* BEGIN Data rows *
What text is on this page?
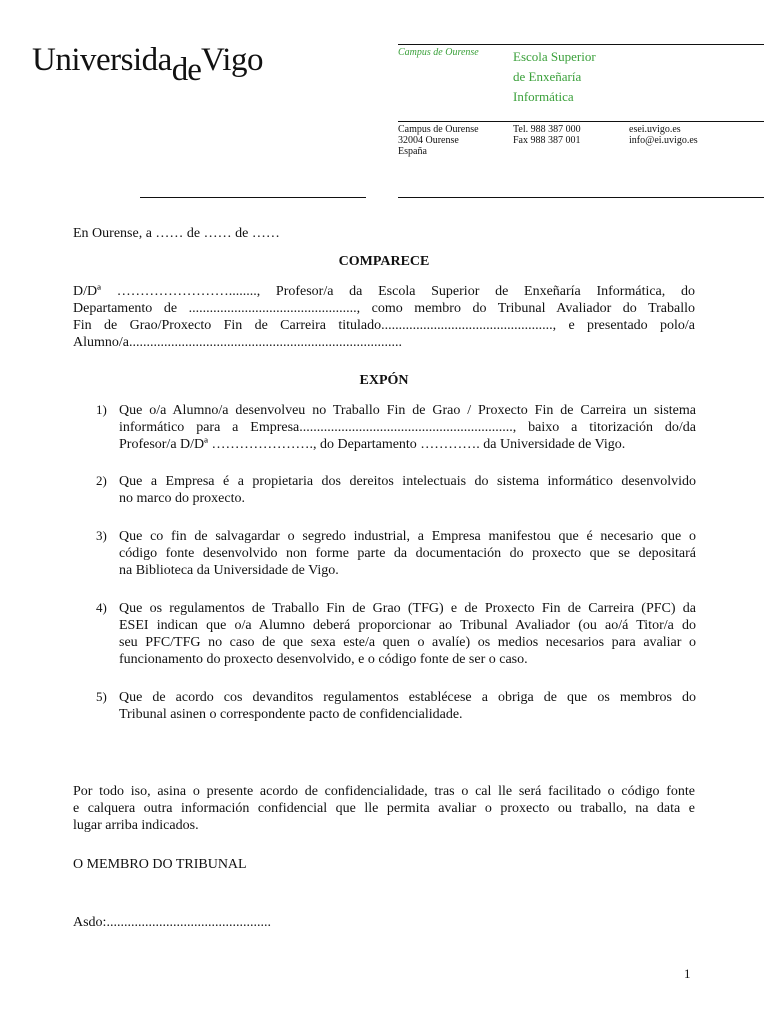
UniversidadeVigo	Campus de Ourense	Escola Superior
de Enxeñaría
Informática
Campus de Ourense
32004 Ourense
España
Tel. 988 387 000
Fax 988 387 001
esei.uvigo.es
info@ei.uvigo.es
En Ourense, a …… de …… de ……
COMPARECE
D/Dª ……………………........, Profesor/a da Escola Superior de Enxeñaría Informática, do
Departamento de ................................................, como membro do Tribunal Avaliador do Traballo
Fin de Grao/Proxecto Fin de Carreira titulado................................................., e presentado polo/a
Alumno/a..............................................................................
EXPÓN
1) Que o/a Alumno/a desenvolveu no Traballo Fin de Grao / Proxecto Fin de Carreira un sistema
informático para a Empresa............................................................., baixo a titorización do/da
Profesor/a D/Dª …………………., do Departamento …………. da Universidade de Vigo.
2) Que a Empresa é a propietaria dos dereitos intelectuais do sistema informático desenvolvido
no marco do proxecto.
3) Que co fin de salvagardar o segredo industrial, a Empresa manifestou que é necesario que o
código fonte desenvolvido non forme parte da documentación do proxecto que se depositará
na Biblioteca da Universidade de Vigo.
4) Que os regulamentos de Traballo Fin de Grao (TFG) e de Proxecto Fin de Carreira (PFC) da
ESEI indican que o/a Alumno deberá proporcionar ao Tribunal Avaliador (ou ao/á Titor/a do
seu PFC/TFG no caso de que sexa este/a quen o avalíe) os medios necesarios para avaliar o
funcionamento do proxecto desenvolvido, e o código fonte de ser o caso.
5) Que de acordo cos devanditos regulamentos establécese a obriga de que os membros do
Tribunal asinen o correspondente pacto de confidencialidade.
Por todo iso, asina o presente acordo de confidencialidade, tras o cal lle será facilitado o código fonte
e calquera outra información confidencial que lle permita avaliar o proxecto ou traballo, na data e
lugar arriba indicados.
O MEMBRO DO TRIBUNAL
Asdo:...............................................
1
* END Data rows *
- _Stated problem_: Please set down each line of the data above exactly as written, without the pictures.

- _Worked answer_:
What text is on this page?
UniversidadeVigo	Campus de Ourense	Escola Superior
de Enxeñaría
Informática
Campus de Ourense
32004 Ourense
España
Tel. 988 387 000
Fax 988 387 001
esei.uvigo.es
info@ei.uvigo.es
En Ourense, a …… de …… de ……
COMPARECE
D/Dª ……………………........, Profesor/a da Escola Superior de Enxeñaría Informática, do
Departamento de ................................................, como membro do Tribunal Avaliador do Traballo
Fin de Grao/Proxecto Fin de Carreira titulado................................................., e presentado polo/a
Alumno/a..............................................................................
EXPÓN
1) Que o/a Alumno/a desenvolveu no Traballo Fin de Grao / Proxecto Fin de Carreira un sistema
informático para a Empresa............................................................., baixo a titorización do/da
Profesor/a D/Dª …………………., do Departamento …………. da Universidade de Vigo.
2) Que a Empresa é a propietaria dos dereitos intelectuais do sistema informático desenvolvido
no marco do proxecto.
3) Que co fin de salvagardar o segredo industrial, a Empresa manifestou que é necesario que o
código fonte desenvolvido non forme parte da documentación do proxecto que se depositará
na Biblioteca da Universidade de Vigo.
4) Que os regulamentos de Traballo Fin de Grao (TFG) e de Proxecto Fin de Carreira (PFC) da
ESEI indican que o/a Alumno deberá proporcionar ao Tribunal Avaliador (ou ao/á Titor/a do
seu PFC/TFG no caso de que sexa este/a quen o avalíe) os medios necesarios para avaliar o
funcionamento do proxecto desenvolvido, e o código fonte de ser o caso.
5) Que de acordo cos devanditos regulamentos establécese a obriga de que os membros do
Tribunal asinen o correspondente pacto de confidencialidade.
Por todo iso, asina o presente acordo de confidencialidade, tras o cal lle será facilitado o código fonte
e calquera outra información confidencial que lle permita avaliar o proxecto ou traballo, na data e
lugar arriba indicados.
O MEMBRO DO TRIBUNAL
Asdo:...............................................
1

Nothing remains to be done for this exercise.